• What the task asks: Examine the material below. Gather every line in which the string "start" appears.
**** Data for this task ****
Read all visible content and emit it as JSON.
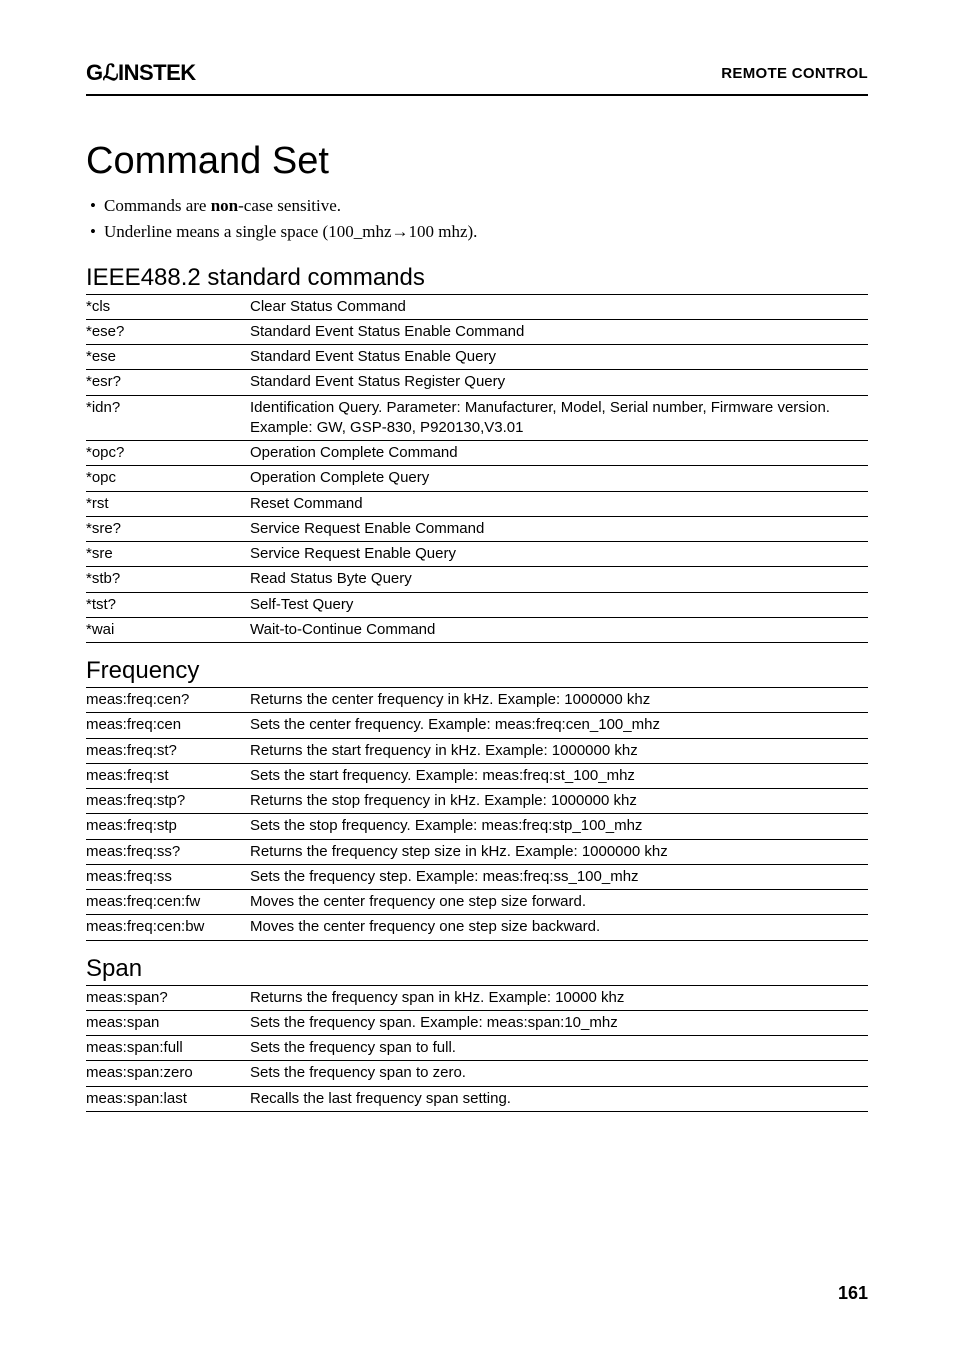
{
  "header": {
    "logo": "GℒINSTEK",
    "section": "REMOTE CONTROL"
  },
  "title": "Command Set",
  "notes": [
    {
      "pre": "Commands are ",
      "bold": "non",
      "post": "-case sensitive."
    },
    {
      "pre": "Underline means a single space (100_mhz→100 mhz).",
      "bold": "",
      "post": ""
    }
  ],
  "sections": [
    {
      "heading": "IEEE488.2 standard commands",
      "rows": [
        {
          "k": "*cls",
          "d": "Clear Status Command"
        },
        {
          "k": "*ese?",
          "d": "Standard Event Status Enable Command"
        },
        {
          "k": "*ese",
          "d": "Standard Event Status Enable Query"
        },
        {
          "k": "*esr?",
          "d": "Standard Event Status Register Query"
        },
        {
          "k": "*idn?",
          "d": "Identification Query. Parameter: Manufacturer, Model, Serial number, Firmware version. Example: GW, GSP-830, P920130,V3.01"
        },
        {
          "k": "*opc?",
          "d": "Operation Complete Command"
        },
        {
          "k": "*opc",
          "d": "Operation Complete Query"
        },
        {
          "k": "*rst",
          "d": "Reset Command"
        },
        {
          "k": "*sre?",
          "d": "Service Request Enable Command"
        },
        {
          "k": "*sre",
          "d": "Service Request Enable Query"
        },
        {
          "k": "*stb?",
          "d": "Read Status Byte Query"
        },
        {
          "k": "*tst?",
          "d": "Self-Test Query"
        },
        {
          "k": "*wai",
          "d": "Wait-to-Continue Command"
        }
      ]
    },
    {
      "heading": "Frequency",
      "rows": [
        {
          "k": "meas:freq:cen?",
          "d": "Returns the center frequency in kHz. Example: 1000000 khz"
        },
        {
          "k": "meas:freq:cen",
          "d": "Sets the center frequency. Example: meas:freq:cen_100_mhz"
        },
        {
          "k": "meas:freq:st?",
          "d": "Returns the start frequency in kHz. Example: 1000000 khz"
        },
        {
          "k": "meas:freq:st",
          "d": "Sets the start frequency. Example: meas:freq:st_100_mhz"
        },
        {
          "k": "meas:freq:stp?",
          "d": "Returns the stop frequency in kHz. Example: 1000000 khz"
        },
        {
          "k": "meas:freq:stp",
          "d": "Sets the stop frequency. Example: meas:freq:stp_100_mhz"
        },
        {
          "k": "meas:freq:ss?",
          "d": "Returns the frequency step size in kHz. Example: 1000000 khz"
        },
        {
          "k": "meas:freq:ss",
          "d": "Sets the frequency step. Example: meas:freq:ss_100_mhz"
        },
        {
          "k": "meas:freq:cen:fw",
          "d": "Moves the center frequency one step size forward."
        },
        {
          "k": "meas:freq:cen:bw",
          "d": "Moves the center frequency one step size backward."
        }
      ]
    },
    {
      "heading": "Span",
      "rows": [
        {
          "k": "meas:span?",
          "d": "Returns the frequency span in kHz. Example: 10000 khz"
        },
        {
          "k": "meas:span",
          "d": "Sets the frequency span. Example: meas:span:10_mhz"
        },
        {
          "k": "meas:span:full",
          "d": "Sets the frequency span to full."
        },
        {
          "k": "meas:span:zero",
          "d": "Sets the frequency span to zero."
        },
        {
          "k": "meas:span:last",
          "d": "Recalls the last frequency span setting."
        }
      ]
    }
  ],
  "page_num": "161"
}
****
• Exercise answer:
          "d": "Returns the start frequency in kHz. Example: 1000000 khz"
          "d": "Sets the start frequency. Example: meas:freq:st_100_mhz"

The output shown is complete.